* Stated problem
From the entries below, gather every line containing the string "title".
--------------------------------
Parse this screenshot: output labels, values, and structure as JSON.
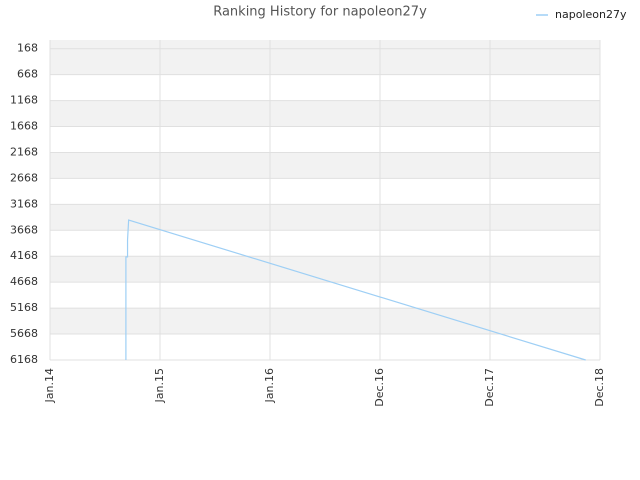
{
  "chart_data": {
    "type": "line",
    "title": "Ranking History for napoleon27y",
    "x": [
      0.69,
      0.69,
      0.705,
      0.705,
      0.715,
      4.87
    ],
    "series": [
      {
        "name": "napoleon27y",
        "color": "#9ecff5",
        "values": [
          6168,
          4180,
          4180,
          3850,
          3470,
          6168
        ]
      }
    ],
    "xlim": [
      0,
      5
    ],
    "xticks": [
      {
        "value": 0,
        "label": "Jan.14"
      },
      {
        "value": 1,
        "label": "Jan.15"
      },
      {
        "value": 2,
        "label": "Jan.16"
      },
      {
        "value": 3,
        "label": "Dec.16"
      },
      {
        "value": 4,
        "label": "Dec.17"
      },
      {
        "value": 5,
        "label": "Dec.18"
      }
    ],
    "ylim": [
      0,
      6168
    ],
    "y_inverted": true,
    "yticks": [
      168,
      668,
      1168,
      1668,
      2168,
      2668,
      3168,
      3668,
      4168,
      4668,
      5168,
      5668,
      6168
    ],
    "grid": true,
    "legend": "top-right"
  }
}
--------------------------------
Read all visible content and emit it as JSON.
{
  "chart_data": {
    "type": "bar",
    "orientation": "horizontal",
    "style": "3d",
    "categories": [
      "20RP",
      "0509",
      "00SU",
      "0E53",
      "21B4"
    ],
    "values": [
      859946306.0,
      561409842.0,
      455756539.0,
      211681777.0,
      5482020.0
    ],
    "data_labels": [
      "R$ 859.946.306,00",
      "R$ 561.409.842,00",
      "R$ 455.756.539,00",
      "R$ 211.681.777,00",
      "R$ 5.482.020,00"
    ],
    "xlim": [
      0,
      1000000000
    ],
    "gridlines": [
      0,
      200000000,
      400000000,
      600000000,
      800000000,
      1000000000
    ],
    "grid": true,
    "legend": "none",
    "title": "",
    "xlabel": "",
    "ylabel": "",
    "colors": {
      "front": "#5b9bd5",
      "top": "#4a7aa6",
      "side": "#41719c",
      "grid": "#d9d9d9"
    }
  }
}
--------------------------------
* Output for this task
    "title": "Ranking History for napoleon27y",
    "title": "",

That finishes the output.